*EXERCISE BRIEF*.
Please copy all the lines that follow, word for word.

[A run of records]
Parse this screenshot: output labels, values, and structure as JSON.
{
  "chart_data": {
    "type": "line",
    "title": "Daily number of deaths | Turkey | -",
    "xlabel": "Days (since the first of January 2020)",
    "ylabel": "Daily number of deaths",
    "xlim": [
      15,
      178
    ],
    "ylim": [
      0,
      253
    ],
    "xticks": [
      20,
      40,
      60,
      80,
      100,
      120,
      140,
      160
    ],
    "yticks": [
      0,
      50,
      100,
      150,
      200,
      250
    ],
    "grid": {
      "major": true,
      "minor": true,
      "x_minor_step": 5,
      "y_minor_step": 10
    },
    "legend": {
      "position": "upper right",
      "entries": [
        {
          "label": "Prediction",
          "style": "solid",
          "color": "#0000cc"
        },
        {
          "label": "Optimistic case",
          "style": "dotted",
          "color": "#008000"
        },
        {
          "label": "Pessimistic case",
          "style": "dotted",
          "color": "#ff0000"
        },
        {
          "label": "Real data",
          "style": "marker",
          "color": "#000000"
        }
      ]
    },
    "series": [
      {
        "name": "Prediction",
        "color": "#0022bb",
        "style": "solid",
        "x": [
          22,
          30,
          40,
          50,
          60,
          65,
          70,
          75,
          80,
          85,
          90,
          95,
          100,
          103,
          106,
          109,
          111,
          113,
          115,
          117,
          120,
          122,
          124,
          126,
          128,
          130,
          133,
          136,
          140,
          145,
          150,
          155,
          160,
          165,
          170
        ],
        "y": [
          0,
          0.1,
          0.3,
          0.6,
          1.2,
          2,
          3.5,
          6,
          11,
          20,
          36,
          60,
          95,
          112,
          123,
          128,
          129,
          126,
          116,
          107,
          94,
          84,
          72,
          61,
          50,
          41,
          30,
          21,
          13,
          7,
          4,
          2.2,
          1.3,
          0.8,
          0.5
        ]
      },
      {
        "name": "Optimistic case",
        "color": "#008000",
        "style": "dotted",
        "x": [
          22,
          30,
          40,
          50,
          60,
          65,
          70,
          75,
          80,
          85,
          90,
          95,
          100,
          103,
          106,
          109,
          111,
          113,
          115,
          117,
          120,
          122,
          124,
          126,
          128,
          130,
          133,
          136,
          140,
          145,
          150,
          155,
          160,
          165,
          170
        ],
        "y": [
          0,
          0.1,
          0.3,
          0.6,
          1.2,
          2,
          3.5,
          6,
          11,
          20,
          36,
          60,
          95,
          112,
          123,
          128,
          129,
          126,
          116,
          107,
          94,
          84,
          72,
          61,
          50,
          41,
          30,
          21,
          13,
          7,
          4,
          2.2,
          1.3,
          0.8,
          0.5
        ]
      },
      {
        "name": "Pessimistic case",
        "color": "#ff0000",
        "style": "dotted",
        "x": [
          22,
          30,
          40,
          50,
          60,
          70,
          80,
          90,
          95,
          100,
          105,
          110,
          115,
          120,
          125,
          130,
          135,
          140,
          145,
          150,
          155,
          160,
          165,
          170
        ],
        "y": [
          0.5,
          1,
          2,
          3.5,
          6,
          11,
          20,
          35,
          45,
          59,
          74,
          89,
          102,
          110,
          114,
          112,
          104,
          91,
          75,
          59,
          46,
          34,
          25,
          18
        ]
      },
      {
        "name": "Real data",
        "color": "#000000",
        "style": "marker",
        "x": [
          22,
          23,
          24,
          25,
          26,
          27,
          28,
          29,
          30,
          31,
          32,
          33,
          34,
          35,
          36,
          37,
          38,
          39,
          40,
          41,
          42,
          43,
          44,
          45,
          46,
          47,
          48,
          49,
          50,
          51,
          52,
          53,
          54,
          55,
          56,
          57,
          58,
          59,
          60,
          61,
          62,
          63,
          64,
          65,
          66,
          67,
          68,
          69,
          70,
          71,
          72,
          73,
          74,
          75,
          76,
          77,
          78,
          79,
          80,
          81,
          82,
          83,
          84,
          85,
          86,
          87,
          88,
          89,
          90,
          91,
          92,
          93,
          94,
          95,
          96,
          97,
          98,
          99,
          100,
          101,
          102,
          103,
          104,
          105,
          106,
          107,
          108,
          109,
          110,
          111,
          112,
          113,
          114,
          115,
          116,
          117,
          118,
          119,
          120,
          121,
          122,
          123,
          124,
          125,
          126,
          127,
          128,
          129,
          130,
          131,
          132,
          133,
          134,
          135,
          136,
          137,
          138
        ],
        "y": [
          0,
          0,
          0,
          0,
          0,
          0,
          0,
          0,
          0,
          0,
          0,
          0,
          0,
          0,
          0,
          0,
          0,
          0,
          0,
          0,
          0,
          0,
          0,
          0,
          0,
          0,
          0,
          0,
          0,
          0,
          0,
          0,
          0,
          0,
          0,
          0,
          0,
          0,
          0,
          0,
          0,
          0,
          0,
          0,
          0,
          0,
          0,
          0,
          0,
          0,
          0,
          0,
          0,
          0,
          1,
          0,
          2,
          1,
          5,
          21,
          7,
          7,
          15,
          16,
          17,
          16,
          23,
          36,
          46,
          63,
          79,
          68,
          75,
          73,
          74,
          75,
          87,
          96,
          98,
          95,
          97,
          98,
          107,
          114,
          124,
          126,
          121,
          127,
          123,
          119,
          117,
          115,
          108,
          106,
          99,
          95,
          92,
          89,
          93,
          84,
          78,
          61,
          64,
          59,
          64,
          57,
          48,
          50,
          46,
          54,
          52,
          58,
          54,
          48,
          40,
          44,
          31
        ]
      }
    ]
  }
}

*EXERCISE RESULT*.
Parse this screenshot: output labels, values, and structure as JSON.
{
  "chart_data": {
    "type": "line",
    "title": "Daily number of deaths | Turkey | -",
    "xlabel": "Days (since the first of January 2020)",
    "ylabel": "Daily number of deaths",
    "xlim": [
      15,
      178
    ],
    "ylim": [
      0,
      253
    ],
    "xticks": [
      20,
      40,
      60,
      80,
      100,
      120,
      140,
      160
    ],
    "yticks": [
      0,
      50,
      100,
      150,
      200,
      250
    ],
    "grid": {
      "major": true,
      "minor": true,
      "x_minor_step": 5,
      "y_minor_step": 10
    },
    "legend": {
      "position": "upper right",
      "entries": [
        {
          "label": "Prediction",
          "style": "solid",
          "color": "#0000cc"
        },
        {
          "label": "Optimistic case",
          "style": "dotted",
          "color": "#008000"
        },
        {
          "label": "Pessimistic case",
          "style": "dotted",
          "color": "#ff0000"
        },
        {
          "label": "Real data",
          "style": "marker",
          "color": "#000000"
        }
      ]
    },
    "series": [
      {
        "name": "Prediction",
        "color": "#0022bb",
        "style": "solid",
        "x": [
          22,
          30,
          40,
          50,
          60,
          65,
          70,
          75,
          80,
          85,
          90,
          95,
          100,
          103,
          106,
          109,
          111,
          113,
          115,
          117,
          120,
          122,
          124,
          126,
          128,
          130,
          133,
          136,
          140,
          145,
          150,
          155,
          160,
          165,
          170
        ],
        "y": [
          0,
          0.1,
          0.3,
          0.6,
          1.2,
          2,
          3.5,
          6,
          11,
          20,
          36,
          60,
          95,
          112,
          123,
          128,
          129,
          126,
          116,
          107,
          94,
          84,
          72,
          61,
          50,
          41,
          30,
          21,
          13,
          7,
          4,
          2.2,
          1.3,
          0.8,
          0.5
        ]
      },
      {
        "name": "Optimistic case",
        "color": "#008000",
        "style": "dotted",
        "x": [
          22,
          30,
          40,
          50,
          60,
          65,
          70,
          75,
          80,
          85,
          90,
          95,
          100,
          103,
          106,
          109,
          111,
          113,
          115,
          117,
          120,
          122,
          124,
          126,
          128,
          130,
          133,
          136,
          140,
          145,
          150,
          155,
          160,
          165,
          170
        ],
        "y": [
          0,
          0.1,
          0.3,
          0.6,
          1.2,
          2,
          3.5,
          6,
          11,
          20,
          36,
          60,
          95,
          112,
          123,
          128,
          129,
          126,
          116,
          107,
          94,
          84,
          72,
          61,
          50,
          41,
          30,
          21,
          13,
          7,
          4,
          2.2,
          1.3,
          0.8,
          0.5
        ]
      },
      {
        "name": "Pessimistic case",
        "color": "#ff0000",
        "style": "dotted",
        "x": [
          22,
          30,
          40,
          50,
          60,
          70,
          80,
          90,
          95,
          100,
          105,
          110,
          115,
          120,
          125,
          130,
          135,
          140,
          145,
          150,
          155,
          160,
          165,
          170
        ],
        "y": [
          0.5,
          1,
          2,
          3.5,
          6,
          11,
          20,
          35,
          45,
          59,
          74,
          89,
          102,
          110,
          114,
          112,
          104,
          91,
          75,
          59,
          46,
          34,
          25,
          18
        ]
      },
      {
        "name": "Real data",
        "color": "#000000",
        "style": "marker",
        "x": [
          22,
          23,
          24,
          25,
          26,
          27,
          28,
          29,
          30,
          31,
          32,
          33,
          34,
          35,
          36,
          37,
          38,
          39,
          40,
          41,
          42,
          43,
          44,
          45,
          46,
          47,
          48,
          49,
          50,
          51,
          52,
          53,
          54,
          55,
          56,
          57,
          58,
          59,
          60,
          61,
          62,
          63,
          64,
          65,
          66,
          67,
          68,
          69,
          70,
          71,
          72,
          73,
          74,
          75,
          76,
          77,
          78,
          79,
          80,
          81,
          82,
          83,
          84,
          85,
          86,
          87,
          88,
          89,
          90,
          91,
          92,
          93,
          94,
          95,
          96,
          97,
          98,
          99,
          100,
          101,
          102,
          103,
          104,
          105,
          106,
          107,
          108,
          109,
          110,
          111,
          112,
          113,
          114,
          115,
          116,
          117,
          118,
          119,
          120,
          121,
          122,
          123,
          124,
          125,
          126,
          127,
          128,
          129,
          130,
          131,
          132,
          133,
          134,
          135,
          136,
          137,
          138
        ],
        "y": [
          0,
          0,
          0,
          0,
          0,
          0,
          0,
          0,
          0,
          0,
          0,
          0,
          0,
          0,
          0,
          0,
          0,
          0,
          0,
          0,
          0,
          0,
          0,
          0,
          0,
          0,
          0,
          0,
          0,
          0,
          0,
          0,
          0,
          0,
          0,
          0,
          0,
          0,
          0,
          0,
          0,
          0,
          0,
          0,
          0,
          0,
          0,
          0,
          0,
          0,
          0,
          0,
          0,
          0,
          1,
          0,
          2,
          1,
          5,
          21,
          7,
          7,
          15,
          16,
          17,
          16,
          23,
          36,
          46,
          63,
          79,
          68,
          75,
          73,
          74,
          75,
          87,
          96,
          98,
          95,
          97,
          98,
          107,
          114,
          124,
          126,
          121,
          127,
          123,
          119,
          117,
          115,
          108,
          106,
          99,
          95,
          92,
          89,
          93,
          84,
          78,
          61,
          64,
          59,
          64,
          57,
          48,
          50,
          46,
          54,
          52,
          58,
          54,
          48,
          40,
          44,
          31
        ]
      }
    ]
  }
}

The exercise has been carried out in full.